### Goal
Keep only those lines of the records that include the string "this".

### Material shown
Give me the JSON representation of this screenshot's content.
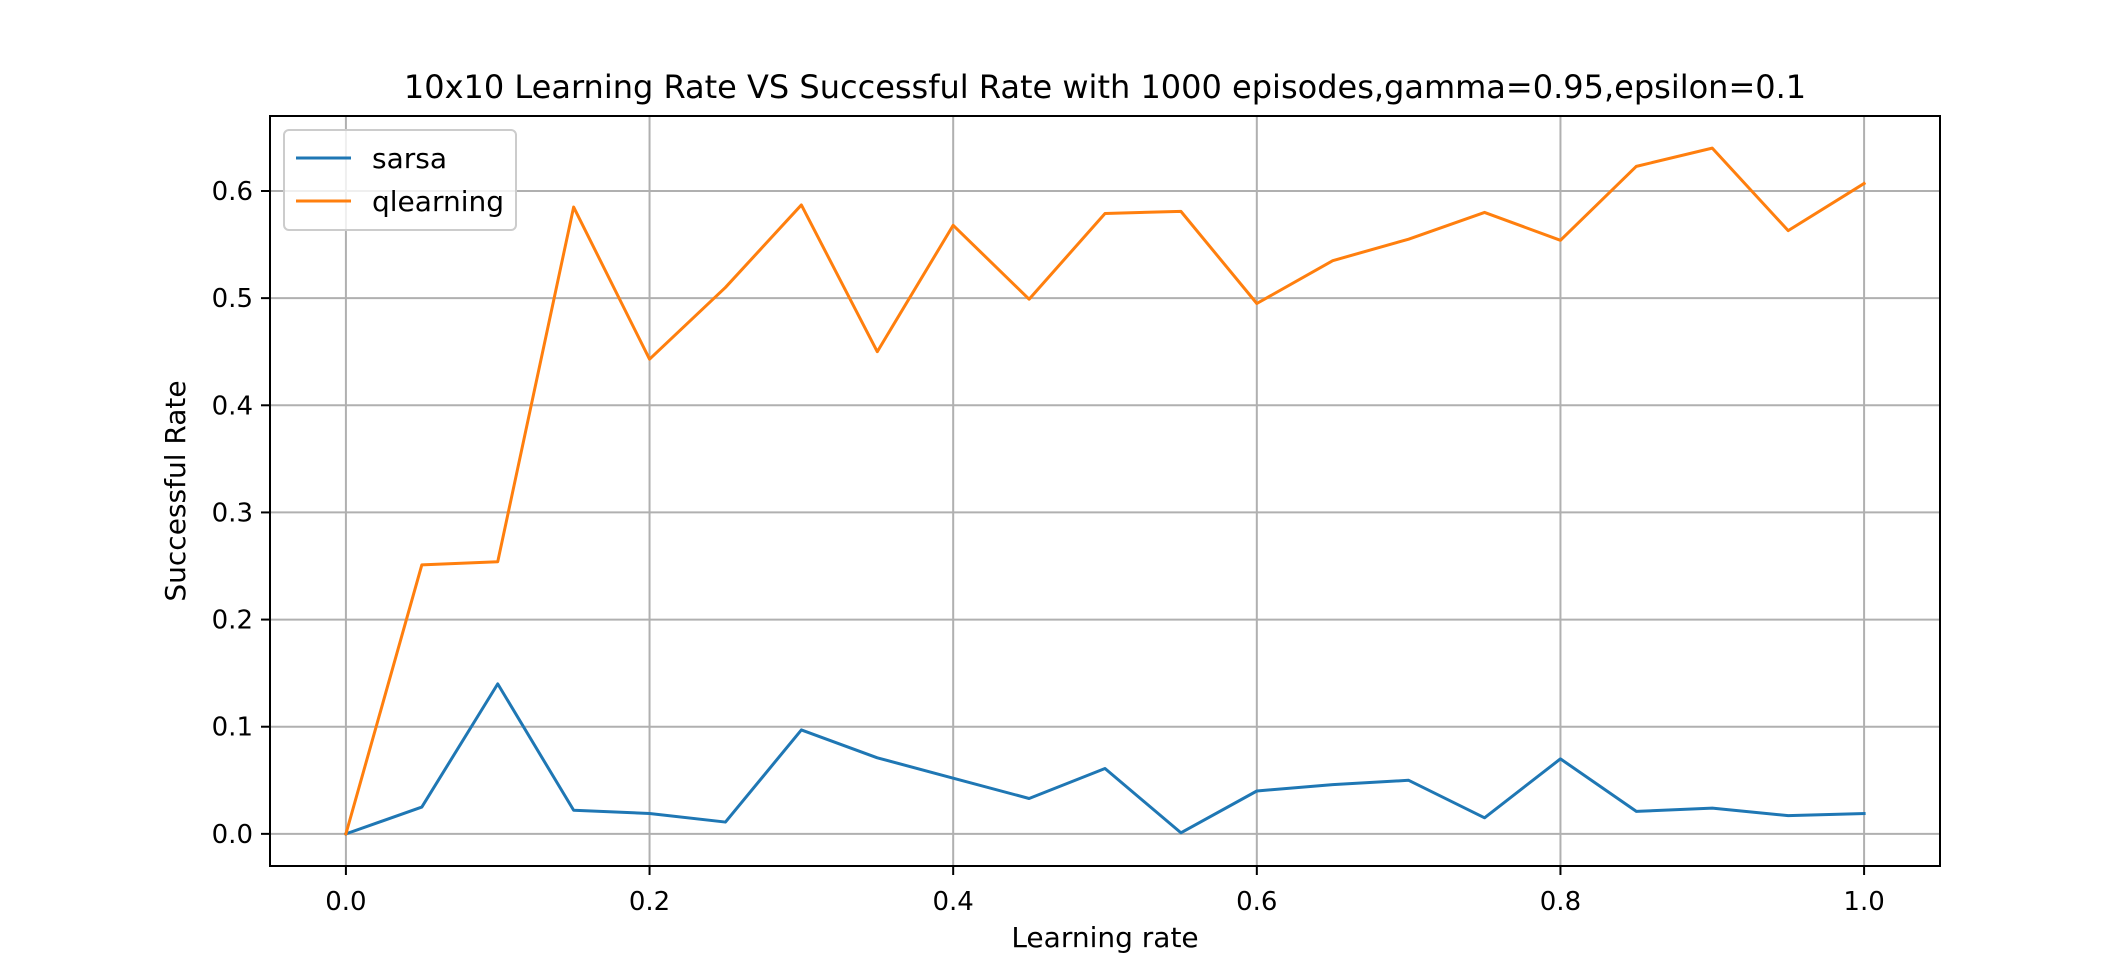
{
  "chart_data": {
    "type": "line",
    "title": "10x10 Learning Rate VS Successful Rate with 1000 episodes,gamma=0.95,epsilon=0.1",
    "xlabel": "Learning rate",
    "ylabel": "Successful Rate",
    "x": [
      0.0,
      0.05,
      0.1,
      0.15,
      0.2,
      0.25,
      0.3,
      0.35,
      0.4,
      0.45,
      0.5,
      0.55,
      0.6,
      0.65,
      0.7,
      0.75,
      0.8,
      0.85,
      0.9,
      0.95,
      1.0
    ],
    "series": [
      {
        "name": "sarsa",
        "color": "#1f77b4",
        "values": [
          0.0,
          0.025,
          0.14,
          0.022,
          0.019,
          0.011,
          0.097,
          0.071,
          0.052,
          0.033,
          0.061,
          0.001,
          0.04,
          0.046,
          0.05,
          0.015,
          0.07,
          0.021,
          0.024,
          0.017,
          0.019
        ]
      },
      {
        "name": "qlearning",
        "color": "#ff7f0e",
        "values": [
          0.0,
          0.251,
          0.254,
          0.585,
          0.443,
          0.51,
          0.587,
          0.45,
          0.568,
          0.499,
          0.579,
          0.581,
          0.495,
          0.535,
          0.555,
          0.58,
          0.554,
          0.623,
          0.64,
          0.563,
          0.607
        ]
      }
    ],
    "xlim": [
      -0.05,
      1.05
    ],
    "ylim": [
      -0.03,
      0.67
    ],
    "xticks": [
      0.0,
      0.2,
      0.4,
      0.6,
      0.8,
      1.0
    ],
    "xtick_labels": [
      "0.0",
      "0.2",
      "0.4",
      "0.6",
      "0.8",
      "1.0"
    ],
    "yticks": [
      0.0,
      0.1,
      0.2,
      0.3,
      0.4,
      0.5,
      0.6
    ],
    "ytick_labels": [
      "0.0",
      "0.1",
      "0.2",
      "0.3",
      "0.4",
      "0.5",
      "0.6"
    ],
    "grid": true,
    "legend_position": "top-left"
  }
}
...
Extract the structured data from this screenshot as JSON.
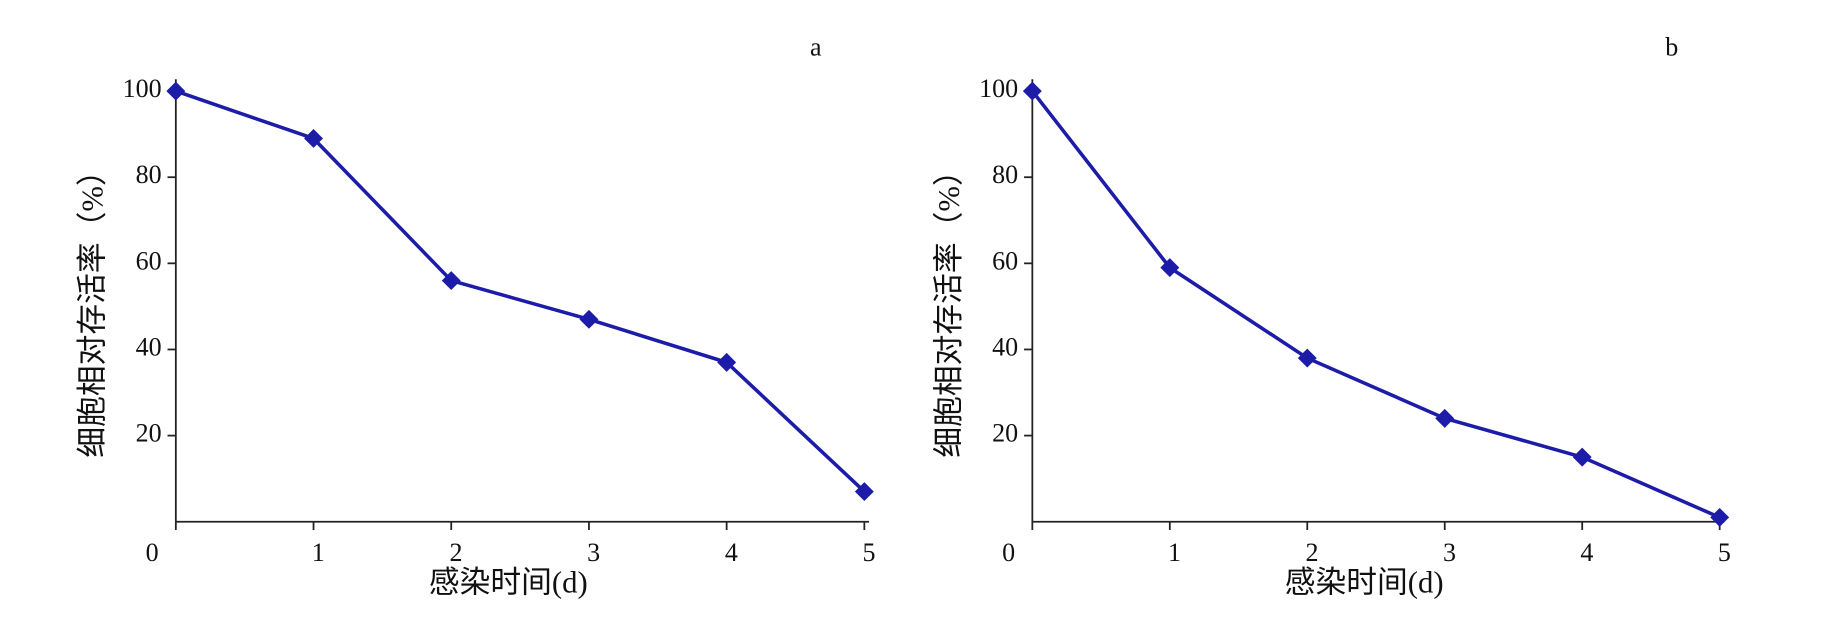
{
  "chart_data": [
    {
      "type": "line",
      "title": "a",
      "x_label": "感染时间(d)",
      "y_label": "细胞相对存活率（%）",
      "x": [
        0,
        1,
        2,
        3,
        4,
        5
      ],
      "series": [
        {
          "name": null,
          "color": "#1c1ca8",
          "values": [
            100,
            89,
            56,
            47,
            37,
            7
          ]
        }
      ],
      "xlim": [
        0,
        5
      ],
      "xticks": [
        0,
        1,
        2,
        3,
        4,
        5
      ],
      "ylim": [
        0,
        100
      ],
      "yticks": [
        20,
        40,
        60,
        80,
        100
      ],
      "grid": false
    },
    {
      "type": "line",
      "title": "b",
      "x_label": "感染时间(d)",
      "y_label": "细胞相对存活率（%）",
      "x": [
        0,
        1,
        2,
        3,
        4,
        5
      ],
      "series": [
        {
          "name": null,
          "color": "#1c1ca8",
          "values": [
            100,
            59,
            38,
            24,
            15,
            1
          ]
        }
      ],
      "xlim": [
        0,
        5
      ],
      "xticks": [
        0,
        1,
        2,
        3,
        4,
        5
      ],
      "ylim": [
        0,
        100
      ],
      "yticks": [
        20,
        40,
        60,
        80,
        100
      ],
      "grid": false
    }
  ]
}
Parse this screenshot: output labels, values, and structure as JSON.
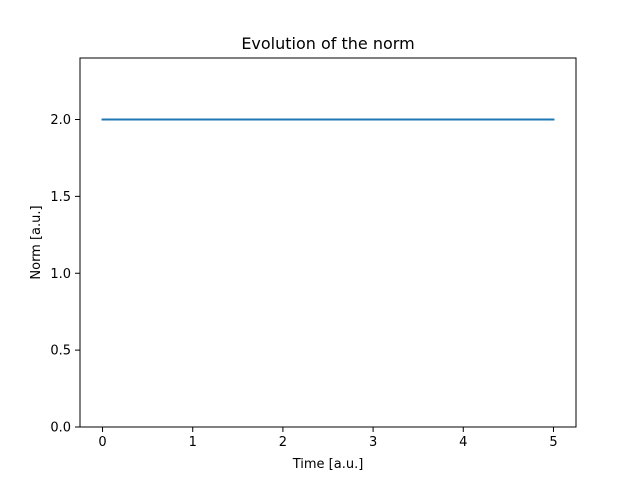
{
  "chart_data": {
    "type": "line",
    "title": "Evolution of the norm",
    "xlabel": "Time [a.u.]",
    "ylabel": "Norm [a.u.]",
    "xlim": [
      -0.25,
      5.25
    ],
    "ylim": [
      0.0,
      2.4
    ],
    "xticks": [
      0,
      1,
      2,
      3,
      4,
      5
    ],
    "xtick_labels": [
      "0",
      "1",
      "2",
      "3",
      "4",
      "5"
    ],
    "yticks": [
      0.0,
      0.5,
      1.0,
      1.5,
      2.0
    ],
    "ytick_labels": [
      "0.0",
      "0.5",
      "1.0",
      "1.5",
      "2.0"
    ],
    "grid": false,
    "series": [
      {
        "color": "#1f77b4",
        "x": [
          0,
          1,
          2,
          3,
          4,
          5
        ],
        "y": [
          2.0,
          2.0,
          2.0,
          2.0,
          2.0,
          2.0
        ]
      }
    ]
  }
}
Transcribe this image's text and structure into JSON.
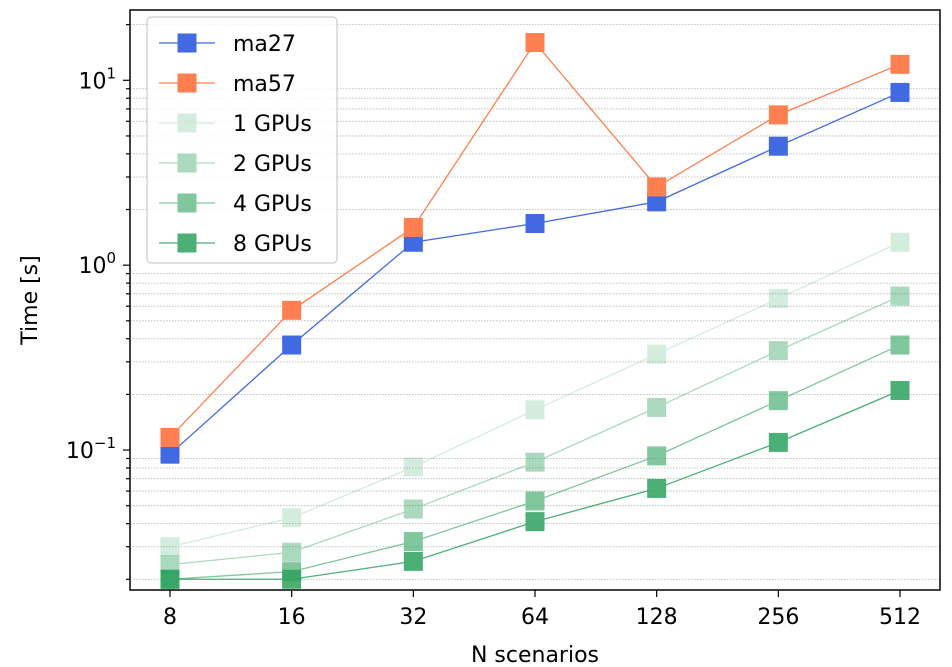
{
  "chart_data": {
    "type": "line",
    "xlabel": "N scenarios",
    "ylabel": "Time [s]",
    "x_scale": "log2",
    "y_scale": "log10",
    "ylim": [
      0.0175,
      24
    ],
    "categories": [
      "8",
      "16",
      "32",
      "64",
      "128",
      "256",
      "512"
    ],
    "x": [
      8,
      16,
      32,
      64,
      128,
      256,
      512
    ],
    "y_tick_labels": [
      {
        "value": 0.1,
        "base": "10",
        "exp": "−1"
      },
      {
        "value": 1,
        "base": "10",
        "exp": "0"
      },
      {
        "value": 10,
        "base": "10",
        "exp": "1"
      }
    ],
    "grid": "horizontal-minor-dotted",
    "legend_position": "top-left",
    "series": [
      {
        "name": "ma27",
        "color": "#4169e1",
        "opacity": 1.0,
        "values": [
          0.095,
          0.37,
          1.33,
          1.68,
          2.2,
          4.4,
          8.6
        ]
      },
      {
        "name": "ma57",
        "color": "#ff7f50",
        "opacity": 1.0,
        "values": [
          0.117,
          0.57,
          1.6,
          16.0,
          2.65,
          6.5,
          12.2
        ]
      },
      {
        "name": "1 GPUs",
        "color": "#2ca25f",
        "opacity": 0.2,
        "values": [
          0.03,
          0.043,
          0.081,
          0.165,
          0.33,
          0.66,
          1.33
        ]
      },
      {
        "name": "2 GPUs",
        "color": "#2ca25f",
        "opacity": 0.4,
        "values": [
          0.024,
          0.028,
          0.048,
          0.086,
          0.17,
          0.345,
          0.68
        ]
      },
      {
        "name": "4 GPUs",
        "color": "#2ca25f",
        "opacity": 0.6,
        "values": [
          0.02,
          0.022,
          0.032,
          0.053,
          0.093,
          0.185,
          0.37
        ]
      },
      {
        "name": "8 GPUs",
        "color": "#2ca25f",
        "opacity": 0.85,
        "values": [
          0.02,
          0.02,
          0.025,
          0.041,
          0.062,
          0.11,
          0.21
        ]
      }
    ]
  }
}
--
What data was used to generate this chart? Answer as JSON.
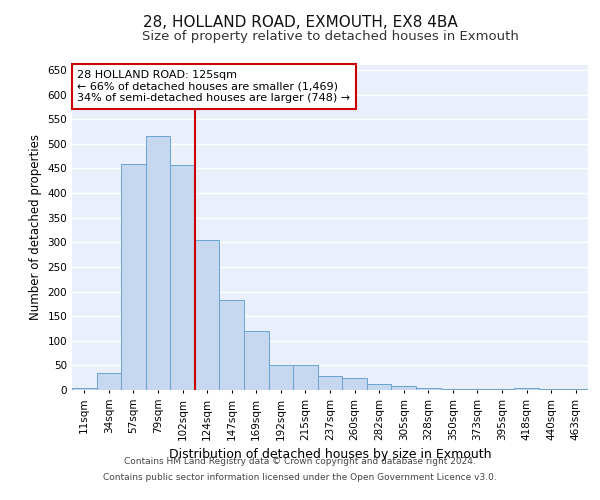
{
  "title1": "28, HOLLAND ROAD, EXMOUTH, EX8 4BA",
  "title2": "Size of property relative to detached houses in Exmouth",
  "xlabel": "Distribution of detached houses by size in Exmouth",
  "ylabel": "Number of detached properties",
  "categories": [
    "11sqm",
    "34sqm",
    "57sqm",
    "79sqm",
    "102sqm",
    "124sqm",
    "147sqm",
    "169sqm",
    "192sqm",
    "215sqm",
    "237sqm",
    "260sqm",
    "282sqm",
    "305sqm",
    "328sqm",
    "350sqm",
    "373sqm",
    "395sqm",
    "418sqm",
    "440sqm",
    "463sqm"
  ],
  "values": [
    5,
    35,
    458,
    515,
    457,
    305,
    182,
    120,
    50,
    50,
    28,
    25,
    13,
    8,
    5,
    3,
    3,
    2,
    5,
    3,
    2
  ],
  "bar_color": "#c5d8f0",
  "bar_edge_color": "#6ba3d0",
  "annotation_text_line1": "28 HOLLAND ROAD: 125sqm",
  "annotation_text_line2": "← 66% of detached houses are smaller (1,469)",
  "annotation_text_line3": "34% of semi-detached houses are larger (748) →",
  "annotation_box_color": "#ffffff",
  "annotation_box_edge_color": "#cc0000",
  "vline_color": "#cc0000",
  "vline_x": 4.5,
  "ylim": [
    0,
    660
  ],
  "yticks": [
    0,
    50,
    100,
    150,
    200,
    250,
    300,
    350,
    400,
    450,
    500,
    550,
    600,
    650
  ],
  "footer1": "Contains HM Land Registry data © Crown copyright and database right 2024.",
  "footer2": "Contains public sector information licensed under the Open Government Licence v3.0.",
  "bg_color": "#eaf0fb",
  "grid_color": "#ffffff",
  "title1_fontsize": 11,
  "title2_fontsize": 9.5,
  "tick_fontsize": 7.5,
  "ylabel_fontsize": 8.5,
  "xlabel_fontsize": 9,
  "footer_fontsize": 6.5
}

### Written answer
Give me the JSON representation of this screenshot's content.
Extract the structured data from this screenshot as JSON.
Parse this screenshot: output labels, values, and structure as JSON.
Transcribe this image's text and structure into JSON.
What data was used to generate this chart? Answer as JSON.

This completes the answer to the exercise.